Could you copy every line from the material below in which "supply" appears?

BEGIN

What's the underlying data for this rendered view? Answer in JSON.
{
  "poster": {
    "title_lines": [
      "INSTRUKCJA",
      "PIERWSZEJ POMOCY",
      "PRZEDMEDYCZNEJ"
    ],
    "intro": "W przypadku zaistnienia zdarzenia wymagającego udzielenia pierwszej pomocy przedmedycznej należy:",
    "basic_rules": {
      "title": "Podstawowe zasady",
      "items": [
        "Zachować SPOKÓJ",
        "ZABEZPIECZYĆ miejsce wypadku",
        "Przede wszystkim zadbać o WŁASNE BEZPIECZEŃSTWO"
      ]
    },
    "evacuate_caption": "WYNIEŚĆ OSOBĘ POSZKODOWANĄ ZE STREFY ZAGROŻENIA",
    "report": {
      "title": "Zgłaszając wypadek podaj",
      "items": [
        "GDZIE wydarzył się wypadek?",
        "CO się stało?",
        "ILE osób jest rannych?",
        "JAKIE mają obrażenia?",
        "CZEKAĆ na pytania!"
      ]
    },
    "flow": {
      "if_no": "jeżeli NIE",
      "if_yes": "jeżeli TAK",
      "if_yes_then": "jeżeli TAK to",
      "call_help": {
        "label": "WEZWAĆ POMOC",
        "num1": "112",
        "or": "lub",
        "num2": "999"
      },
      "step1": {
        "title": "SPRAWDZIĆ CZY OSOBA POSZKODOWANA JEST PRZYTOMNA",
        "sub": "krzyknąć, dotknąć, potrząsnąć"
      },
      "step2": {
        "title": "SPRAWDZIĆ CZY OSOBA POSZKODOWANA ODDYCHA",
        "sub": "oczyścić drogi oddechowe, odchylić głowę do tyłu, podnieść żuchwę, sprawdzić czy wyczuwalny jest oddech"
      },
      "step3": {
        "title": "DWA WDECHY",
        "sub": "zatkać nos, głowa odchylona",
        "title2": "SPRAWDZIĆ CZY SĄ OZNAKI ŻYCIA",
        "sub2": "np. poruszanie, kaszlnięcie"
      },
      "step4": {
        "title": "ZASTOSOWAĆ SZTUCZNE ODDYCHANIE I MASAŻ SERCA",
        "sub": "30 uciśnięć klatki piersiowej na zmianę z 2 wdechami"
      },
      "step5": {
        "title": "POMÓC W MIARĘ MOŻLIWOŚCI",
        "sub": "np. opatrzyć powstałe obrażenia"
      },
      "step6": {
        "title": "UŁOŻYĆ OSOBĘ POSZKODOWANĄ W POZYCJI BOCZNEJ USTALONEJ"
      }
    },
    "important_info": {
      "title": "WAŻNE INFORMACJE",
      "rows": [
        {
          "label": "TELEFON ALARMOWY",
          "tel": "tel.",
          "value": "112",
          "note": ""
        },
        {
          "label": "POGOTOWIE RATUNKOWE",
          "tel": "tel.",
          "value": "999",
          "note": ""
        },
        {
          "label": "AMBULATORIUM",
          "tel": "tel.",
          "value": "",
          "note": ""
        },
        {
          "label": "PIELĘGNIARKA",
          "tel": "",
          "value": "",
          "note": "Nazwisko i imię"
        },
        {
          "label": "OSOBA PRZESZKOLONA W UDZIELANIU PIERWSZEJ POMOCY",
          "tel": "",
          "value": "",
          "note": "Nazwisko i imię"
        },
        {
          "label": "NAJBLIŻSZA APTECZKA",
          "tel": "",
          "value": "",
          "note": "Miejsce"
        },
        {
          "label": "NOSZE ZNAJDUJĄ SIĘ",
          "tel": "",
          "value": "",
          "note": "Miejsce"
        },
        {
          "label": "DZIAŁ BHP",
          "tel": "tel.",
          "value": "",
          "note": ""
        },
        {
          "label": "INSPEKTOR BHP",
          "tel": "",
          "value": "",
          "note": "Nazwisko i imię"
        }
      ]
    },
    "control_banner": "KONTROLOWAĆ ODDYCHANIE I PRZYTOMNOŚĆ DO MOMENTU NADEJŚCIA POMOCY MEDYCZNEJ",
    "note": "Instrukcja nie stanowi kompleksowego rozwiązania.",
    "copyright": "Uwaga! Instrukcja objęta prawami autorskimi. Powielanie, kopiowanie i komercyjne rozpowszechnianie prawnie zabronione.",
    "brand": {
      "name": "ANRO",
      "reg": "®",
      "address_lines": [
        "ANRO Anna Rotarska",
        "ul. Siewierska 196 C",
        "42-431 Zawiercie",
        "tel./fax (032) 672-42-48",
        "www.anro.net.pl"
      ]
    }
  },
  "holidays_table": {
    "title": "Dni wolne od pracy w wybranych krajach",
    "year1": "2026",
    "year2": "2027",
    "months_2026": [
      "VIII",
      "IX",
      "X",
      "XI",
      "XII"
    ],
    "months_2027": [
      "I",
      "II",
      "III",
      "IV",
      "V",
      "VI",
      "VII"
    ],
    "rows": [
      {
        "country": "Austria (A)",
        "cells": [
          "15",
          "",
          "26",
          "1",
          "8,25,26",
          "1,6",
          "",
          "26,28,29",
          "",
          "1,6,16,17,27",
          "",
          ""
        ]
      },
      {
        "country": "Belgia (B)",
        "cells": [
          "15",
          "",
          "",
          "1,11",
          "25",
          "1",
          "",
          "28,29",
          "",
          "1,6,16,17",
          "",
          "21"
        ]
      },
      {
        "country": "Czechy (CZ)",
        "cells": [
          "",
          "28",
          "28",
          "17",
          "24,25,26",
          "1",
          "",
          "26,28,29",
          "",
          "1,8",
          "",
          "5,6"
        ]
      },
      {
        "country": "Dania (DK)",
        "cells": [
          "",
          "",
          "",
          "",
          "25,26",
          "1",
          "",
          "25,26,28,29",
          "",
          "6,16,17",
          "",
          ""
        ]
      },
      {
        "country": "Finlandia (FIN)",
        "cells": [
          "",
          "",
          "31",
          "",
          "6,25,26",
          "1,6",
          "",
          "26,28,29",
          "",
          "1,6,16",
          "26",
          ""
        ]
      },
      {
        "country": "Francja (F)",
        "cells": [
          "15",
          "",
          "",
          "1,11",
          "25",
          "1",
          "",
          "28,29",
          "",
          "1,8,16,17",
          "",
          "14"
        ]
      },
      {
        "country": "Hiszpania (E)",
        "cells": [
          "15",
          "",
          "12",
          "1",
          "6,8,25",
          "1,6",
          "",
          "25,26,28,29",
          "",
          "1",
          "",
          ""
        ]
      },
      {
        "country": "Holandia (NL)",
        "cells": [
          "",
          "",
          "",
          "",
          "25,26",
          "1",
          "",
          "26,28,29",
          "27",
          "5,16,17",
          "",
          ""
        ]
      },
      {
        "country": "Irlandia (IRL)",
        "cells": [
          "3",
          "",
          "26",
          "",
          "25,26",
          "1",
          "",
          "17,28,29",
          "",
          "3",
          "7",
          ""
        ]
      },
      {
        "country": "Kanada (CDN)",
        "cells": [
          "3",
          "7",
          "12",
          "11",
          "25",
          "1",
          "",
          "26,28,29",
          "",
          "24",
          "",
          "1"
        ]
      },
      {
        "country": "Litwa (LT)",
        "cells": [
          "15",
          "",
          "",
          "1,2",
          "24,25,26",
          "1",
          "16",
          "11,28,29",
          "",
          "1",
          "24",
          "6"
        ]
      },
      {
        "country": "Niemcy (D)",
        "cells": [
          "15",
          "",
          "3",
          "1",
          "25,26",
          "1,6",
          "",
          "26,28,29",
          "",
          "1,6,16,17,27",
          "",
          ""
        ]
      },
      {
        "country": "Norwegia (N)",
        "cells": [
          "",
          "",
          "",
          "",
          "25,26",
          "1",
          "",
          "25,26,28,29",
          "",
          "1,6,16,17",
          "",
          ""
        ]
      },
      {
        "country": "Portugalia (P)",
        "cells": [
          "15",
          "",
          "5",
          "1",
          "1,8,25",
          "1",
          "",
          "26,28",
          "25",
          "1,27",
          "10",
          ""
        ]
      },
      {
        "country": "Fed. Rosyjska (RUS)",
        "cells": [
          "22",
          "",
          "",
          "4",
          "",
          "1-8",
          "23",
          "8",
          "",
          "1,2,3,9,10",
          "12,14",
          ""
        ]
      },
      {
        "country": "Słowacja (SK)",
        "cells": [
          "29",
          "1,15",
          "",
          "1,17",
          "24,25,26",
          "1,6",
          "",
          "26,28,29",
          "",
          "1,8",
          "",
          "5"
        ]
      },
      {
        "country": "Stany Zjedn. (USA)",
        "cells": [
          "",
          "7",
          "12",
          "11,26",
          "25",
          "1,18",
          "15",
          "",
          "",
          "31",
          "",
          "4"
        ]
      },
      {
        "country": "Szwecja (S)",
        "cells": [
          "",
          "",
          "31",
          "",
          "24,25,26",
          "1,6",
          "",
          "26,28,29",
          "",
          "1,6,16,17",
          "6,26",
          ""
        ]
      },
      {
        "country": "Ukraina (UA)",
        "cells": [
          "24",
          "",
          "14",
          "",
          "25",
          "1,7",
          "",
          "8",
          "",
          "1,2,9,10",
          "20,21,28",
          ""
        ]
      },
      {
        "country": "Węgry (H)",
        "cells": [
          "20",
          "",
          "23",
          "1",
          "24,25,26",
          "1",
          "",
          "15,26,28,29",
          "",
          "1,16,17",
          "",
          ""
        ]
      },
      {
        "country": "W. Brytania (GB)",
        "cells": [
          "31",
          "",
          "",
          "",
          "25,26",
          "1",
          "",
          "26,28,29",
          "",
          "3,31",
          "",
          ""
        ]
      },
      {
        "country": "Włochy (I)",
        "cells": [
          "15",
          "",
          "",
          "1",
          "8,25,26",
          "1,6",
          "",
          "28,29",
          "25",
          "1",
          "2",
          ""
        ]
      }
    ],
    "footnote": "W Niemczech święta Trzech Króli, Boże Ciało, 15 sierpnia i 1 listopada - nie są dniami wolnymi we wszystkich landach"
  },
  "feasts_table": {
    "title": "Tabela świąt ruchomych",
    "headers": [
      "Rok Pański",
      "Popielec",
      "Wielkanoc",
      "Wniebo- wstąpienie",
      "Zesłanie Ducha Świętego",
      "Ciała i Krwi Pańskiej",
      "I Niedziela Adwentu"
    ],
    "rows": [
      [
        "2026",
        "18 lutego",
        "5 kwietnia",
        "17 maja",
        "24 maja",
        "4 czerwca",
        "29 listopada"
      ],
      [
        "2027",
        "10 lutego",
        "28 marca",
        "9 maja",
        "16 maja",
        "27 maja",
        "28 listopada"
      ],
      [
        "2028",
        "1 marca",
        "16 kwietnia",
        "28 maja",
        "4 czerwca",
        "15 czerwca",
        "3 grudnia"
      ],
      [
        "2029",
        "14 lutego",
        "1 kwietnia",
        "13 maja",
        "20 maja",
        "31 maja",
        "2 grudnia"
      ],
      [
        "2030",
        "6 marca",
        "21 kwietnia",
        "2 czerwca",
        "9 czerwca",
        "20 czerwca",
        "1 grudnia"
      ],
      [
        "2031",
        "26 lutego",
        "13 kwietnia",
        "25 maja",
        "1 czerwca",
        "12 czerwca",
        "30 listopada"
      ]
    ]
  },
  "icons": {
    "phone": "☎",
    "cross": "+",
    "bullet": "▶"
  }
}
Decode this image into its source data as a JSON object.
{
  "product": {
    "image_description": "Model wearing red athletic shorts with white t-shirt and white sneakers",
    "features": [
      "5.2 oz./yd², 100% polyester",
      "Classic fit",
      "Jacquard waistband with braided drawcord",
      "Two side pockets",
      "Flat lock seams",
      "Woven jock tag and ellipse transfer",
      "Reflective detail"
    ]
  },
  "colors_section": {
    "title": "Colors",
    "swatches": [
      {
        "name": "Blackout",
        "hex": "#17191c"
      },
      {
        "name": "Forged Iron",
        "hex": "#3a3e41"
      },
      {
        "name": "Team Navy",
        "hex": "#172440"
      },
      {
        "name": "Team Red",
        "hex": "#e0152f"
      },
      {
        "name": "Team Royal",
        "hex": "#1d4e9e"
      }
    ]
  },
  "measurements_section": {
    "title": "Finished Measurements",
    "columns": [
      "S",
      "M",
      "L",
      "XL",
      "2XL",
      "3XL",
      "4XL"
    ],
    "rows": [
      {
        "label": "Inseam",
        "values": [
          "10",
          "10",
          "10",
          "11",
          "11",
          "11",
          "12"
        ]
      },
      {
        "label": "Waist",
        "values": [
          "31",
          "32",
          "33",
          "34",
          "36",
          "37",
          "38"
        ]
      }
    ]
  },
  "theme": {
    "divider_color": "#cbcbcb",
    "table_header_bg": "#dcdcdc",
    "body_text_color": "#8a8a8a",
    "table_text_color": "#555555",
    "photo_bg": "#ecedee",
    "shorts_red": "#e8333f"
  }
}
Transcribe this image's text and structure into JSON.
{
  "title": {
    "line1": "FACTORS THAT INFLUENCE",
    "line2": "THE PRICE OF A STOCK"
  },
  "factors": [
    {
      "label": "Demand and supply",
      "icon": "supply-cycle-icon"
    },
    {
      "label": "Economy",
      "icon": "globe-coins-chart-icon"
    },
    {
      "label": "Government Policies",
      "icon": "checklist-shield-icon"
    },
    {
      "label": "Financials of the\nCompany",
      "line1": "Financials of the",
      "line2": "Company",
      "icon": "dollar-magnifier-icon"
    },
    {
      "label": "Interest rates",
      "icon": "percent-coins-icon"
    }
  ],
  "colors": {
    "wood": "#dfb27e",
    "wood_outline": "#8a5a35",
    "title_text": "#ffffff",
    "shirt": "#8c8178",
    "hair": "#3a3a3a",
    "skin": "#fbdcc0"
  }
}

END

• FINISHED EXERCISE:
      "label": "Demand and supply",
      "icon": "supply-cycle-icon"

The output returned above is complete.